#### [Exercise objective]
Print every one of the lines below verbatim, from the first to the last.

[Dataset items]
▬▬▬

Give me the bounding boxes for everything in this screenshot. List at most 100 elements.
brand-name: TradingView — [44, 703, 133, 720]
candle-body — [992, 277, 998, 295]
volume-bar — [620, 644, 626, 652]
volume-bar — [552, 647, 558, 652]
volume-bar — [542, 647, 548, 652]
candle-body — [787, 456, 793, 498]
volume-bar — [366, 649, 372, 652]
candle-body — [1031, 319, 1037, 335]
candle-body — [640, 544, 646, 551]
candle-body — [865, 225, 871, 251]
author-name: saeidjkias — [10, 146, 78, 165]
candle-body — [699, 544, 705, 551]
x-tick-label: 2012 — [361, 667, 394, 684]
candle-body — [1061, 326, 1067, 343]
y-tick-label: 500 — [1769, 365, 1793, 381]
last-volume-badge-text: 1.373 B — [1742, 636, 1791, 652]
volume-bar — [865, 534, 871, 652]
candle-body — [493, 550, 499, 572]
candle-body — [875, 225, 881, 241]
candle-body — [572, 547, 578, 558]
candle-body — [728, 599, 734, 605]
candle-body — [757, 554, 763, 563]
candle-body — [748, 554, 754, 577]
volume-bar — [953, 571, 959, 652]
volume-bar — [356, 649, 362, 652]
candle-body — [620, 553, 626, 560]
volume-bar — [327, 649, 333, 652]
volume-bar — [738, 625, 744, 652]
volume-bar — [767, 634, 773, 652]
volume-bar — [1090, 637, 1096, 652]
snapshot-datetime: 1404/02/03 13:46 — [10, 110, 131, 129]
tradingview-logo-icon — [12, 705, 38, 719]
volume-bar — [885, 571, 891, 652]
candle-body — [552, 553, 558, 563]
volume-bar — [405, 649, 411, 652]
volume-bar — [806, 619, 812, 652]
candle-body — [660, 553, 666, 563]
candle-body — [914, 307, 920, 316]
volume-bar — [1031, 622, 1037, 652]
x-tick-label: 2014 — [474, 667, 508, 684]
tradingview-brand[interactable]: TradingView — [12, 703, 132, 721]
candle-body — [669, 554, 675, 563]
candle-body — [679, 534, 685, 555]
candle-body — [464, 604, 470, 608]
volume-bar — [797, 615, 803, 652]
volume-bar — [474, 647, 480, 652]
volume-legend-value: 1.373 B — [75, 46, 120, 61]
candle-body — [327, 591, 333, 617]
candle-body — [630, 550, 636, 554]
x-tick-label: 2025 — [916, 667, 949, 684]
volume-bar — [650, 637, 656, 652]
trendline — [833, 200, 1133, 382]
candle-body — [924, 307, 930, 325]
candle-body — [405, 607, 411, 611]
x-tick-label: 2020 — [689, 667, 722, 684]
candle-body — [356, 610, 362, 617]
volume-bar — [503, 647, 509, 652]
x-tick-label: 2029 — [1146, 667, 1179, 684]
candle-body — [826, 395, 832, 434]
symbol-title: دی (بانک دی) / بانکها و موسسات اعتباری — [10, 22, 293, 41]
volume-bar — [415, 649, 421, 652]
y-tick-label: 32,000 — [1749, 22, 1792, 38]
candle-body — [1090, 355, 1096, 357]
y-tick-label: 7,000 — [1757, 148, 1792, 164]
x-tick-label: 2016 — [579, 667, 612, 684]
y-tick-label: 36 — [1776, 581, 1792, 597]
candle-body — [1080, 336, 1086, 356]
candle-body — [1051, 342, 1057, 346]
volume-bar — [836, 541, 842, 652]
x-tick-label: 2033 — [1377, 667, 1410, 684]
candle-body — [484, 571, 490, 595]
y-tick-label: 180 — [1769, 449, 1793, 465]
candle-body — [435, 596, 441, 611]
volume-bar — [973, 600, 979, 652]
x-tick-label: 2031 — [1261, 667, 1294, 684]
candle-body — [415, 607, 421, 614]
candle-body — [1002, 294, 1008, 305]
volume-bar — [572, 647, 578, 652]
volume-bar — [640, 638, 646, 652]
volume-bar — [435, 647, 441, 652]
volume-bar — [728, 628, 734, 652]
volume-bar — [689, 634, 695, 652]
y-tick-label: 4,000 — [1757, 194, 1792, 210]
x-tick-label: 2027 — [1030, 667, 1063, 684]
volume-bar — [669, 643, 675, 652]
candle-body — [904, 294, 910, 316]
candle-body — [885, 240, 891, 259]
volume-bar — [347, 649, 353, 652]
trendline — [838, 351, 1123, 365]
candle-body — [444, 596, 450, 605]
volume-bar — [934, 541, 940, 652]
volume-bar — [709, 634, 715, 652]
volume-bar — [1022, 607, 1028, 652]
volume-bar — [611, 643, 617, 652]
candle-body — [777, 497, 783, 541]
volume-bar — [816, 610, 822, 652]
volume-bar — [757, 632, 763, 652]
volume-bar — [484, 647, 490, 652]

▬▬▬

#### [Response to the task]
Give me the bounding boxes for everything in this screenshot. List at most 100 elements.
brand-name: TradingView — [44, 703, 133, 720]
candle-body — [992, 277, 998, 295]
volume-bar — [620, 644, 626, 652]
volume-bar — [552, 647, 558, 652]
volume-bar — [542, 647, 548, 652]
candle-body — [787, 456, 793, 498]
volume-bar — [366, 649, 372, 652]
candle-body — [1031, 319, 1037, 335]
candle-body — [640, 544, 646, 551]
candle-body — [865, 225, 871, 251]
author-name: saeidjkias — [10, 146, 78, 165]
candle-body — [699, 544, 705, 551]
x-tick-label: 2012 — [361, 667, 394, 684]
candle-body — [1061, 326, 1067, 343]
y-tick-label: 500 — [1769, 365, 1793, 381]
last-volume-badge-text: 1.373 B — [1742, 636, 1791, 652]
volume-bar — [865, 534, 871, 652]
candle-body — [493, 550, 499, 572]
candle-body — [875, 225, 881, 241]
candle-body — [572, 547, 578, 558]
candle-body — [728, 599, 734, 605]
candle-body — [757, 554, 763, 563]
candle-body — [748, 554, 754, 577]
volume-bar — [953, 571, 959, 652]
volume-bar — [356, 649, 362, 652]
candle-body — [620, 553, 626, 560]
volume-bar — [327, 649, 333, 652]
volume-bar — [738, 625, 744, 652]
volume-bar — [767, 634, 773, 652]
volume-bar — [1090, 637, 1096, 652]
snapshot-datetime: 1404/02/03 13:46 — [10, 110, 131, 129]
tradingview-logo-icon — [12, 705, 38, 719]
volume-bar — [885, 571, 891, 652]
candle-body — [552, 553, 558, 563]
volume-bar — [405, 649, 411, 652]
volume-bar — [806, 619, 812, 652]
candle-body — [660, 553, 666, 563]
candle-body — [914, 307, 920, 316]
volume-bar — [1031, 622, 1037, 652]
x-tick-label: 2014 — [474, 667, 508, 684]
tradingview-brand[interactable]: TradingView — [12, 703, 132, 721]
candle-body — [669, 554, 675, 563]
candle-body — [679, 534, 685, 555]
candle-body — [464, 604, 470, 608]
volume-bar — [797, 615, 803, 652]
volume-bar — [474, 647, 480, 652]
volume-legend-value: 1.373 B — [75, 46, 120, 61]
candle-body — [327, 591, 333, 617]
candle-body — [630, 550, 636, 554]
x-tick-label: 2025 — [916, 667, 949, 684]
volume-bar — [650, 637, 656, 652]
trendline — [833, 200, 1133, 382]
candle-body — [924, 307, 930, 325]
candle-body — [405, 607, 411, 611]
x-tick-label: 2020 — [689, 667, 722, 684]
candle-body — [356, 610, 362, 617]
volume-bar — [503, 647, 509, 652]
x-tick-label: 2029 — [1146, 667, 1179, 684]
candle-body — [826, 395, 832, 434]
symbol-title: دی (بانک دی) / بانکها و موسسات اعتباری — [10, 22, 293, 41]
volume-bar — [415, 649, 421, 652]
y-tick-label: 32,000 — [1749, 22, 1792, 38]
candle-body — [1090, 355, 1096, 357]
y-tick-label: 7,000 — [1757, 148, 1792, 164]
x-tick-label: 2016 — [579, 667, 612, 684]
y-tick-label: 36 — [1776, 581, 1792, 597]
candle-body — [1080, 336, 1086, 356]
candle-body — [1051, 342, 1057, 346]
volume-bar — [836, 541, 842, 652]
x-tick-label: 2033 — [1377, 667, 1410, 684]
candle-body — [484, 571, 490, 595]
y-tick-label: 180 — [1769, 449, 1793, 465]
candle-body — [435, 596, 441, 611]
volume-bar — [973, 600, 979, 652]
x-tick-label: 2031 — [1261, 667, 1294, 684]
candle-body — [415, 607, 421, 614]
candle-body — [1002, 294, 1008, 305]
volume-bar — [572, 647, 578, 652]
volume-bar — [640, 638, 646, 652]
volume-bar — [435, 647, 441, 652]
volume-bar — [728, 628, 734, 652]
volume-bar — [689, 634, 695, 652]
y-tick-label: 4,000 — [1757, 194, 1792, 210]
x-tick-label: 2027 — [1030, 667, 1063, 684]
volume-bar — [669, 643, 675, 652]
candle-body — [904, 294, 910, 316]
candle-body — [885, 240, 891, 259]
volume-bar — [347, 649, 353, 652]
trendline — [838, 351, 1123, 365]
candle-body — [444, 596, 450, 605]
volume-bar — [934, 541, 940, 652]
volume-bar — [709, 634, 715, 652]
volume-bar — [1022, 607, 1028, 652]
volume-bar — [611, 643, 617, 652]
candle-body — [777, 497, 783, 541]
volume-bar — [816, 610, 822, 652]
volume-bar — [757, 632, 763, 652]
volume-bar — [484, 647, 490, 652]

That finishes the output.